<<<<

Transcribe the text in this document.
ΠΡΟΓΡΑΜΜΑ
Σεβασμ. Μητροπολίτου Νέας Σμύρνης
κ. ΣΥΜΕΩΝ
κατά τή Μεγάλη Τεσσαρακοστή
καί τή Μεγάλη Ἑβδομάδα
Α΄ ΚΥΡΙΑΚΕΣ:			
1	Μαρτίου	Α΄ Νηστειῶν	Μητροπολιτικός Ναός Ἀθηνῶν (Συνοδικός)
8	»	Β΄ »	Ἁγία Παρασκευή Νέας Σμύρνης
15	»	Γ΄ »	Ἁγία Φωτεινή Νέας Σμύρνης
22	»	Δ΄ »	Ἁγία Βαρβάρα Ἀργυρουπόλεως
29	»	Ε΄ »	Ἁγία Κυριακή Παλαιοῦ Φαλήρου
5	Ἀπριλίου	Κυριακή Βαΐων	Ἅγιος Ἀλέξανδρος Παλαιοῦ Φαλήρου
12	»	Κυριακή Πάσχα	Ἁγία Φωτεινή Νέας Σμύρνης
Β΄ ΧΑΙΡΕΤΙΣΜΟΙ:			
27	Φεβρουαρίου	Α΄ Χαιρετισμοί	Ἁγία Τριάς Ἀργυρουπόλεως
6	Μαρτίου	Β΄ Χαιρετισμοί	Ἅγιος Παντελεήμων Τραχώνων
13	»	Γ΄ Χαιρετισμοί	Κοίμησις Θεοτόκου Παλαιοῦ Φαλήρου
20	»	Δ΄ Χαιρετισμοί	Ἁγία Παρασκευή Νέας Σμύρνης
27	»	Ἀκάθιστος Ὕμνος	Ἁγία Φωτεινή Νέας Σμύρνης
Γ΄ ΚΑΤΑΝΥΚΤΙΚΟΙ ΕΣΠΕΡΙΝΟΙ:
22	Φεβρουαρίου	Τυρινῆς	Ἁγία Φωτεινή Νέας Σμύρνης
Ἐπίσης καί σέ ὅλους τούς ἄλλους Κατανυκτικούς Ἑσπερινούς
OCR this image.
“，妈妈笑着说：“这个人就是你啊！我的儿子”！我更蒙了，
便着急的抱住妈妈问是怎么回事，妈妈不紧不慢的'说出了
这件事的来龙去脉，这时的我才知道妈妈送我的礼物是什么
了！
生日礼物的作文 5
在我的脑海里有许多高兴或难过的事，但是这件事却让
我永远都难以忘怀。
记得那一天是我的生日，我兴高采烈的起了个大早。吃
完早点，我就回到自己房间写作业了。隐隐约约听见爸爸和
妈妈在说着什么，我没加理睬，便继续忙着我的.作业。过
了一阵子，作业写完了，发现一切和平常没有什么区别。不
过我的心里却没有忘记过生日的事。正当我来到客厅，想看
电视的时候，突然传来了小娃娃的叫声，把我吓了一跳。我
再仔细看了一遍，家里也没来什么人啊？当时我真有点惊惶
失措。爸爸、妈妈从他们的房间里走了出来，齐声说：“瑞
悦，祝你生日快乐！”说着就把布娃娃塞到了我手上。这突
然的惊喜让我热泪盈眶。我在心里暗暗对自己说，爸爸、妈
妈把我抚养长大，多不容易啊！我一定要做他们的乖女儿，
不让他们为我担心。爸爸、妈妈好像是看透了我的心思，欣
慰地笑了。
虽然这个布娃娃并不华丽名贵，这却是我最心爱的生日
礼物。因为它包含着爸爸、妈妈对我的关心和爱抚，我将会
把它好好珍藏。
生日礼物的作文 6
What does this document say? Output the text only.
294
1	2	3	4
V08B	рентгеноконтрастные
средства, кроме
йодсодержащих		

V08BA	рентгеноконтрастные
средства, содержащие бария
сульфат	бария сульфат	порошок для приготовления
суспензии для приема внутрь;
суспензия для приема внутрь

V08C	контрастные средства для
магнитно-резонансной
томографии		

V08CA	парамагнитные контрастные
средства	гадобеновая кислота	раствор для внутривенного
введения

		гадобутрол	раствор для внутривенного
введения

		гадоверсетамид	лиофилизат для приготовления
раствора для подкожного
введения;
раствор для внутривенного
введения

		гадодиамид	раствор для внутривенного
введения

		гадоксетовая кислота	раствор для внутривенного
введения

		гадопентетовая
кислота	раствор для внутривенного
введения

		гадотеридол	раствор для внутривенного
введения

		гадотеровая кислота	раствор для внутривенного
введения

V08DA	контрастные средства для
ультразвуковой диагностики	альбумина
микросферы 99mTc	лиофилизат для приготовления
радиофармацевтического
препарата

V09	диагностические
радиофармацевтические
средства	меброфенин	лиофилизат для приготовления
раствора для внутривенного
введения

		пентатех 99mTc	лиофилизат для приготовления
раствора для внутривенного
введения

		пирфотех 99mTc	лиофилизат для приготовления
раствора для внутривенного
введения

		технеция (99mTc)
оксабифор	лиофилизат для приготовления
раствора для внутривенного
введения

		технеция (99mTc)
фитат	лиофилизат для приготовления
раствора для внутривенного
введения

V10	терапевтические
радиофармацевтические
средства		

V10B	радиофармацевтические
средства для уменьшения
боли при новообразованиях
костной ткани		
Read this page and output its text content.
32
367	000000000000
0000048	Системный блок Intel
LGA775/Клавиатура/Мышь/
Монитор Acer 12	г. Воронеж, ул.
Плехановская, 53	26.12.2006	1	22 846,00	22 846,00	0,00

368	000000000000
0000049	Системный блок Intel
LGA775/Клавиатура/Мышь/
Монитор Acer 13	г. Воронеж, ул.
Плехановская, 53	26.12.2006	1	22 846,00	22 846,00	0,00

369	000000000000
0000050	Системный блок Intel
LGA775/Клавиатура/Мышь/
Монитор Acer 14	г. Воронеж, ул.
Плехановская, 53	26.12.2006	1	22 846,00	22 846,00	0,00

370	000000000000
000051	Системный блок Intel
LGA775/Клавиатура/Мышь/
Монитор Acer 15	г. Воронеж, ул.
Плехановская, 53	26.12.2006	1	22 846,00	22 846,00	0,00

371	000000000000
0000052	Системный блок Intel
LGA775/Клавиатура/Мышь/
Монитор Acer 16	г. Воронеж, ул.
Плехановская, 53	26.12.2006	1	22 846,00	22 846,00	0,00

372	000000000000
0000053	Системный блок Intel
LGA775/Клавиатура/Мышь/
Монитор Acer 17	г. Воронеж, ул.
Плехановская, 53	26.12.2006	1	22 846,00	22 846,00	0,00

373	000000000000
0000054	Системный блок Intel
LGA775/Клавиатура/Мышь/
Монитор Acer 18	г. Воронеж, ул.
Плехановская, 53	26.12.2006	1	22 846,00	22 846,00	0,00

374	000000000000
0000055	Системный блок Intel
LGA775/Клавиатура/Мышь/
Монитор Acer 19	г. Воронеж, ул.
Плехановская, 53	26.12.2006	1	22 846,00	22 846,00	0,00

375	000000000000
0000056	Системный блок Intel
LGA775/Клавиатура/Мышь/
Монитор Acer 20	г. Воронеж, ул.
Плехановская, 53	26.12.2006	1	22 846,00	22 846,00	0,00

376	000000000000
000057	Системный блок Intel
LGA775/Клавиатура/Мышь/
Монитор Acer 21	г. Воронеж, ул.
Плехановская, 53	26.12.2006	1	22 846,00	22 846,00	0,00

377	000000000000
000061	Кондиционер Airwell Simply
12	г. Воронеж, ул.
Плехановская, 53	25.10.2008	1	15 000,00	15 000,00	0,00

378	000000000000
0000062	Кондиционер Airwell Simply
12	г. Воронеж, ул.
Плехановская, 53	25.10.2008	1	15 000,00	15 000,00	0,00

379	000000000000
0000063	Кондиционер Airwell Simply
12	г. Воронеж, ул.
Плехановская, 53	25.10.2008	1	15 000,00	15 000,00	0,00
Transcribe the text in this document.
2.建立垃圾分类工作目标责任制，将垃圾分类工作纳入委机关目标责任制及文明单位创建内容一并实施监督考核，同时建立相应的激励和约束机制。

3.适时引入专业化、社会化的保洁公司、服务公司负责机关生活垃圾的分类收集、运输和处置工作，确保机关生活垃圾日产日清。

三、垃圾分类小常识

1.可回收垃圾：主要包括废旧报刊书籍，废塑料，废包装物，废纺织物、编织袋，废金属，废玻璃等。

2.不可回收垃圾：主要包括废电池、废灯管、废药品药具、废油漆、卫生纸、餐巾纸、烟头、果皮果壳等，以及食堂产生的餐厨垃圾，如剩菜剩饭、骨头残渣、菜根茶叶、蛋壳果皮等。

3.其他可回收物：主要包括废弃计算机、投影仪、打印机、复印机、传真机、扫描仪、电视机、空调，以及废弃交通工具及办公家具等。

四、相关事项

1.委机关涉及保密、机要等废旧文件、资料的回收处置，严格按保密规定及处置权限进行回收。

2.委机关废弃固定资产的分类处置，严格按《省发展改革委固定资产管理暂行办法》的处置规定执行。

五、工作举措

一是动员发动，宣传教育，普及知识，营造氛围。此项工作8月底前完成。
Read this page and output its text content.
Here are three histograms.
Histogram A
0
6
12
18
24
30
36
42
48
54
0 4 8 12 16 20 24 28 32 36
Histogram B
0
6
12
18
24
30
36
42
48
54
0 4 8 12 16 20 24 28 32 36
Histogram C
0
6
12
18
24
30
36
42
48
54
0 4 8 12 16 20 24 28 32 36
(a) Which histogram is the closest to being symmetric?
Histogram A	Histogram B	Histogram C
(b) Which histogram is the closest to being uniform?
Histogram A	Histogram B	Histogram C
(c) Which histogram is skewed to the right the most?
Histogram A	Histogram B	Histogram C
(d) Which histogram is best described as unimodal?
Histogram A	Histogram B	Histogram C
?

>>>>

— Instructions for the task —
In the listing, find every line containing the word "Χαιρετισμοί" and list it.

— Result of the task —
27	Φεβρουαρίου	Α΄ Χαιρετισμοί	Ἁγία Τριάς Ἀργυρουπόλεως
6	Μαρτίου	Β΄ Χαιρετισμοί	Ἅγιος Παντελεήμων Τραχώνων
13	»	Γ΄ Χαιρετισμοί	Κοίμησις Θεοτόκου Παλαιοῦ Φαλήρου
20	»	Δ΄ Χαιρετισμοί	Ἁγία Παρασκευή Νέας Σμύρνης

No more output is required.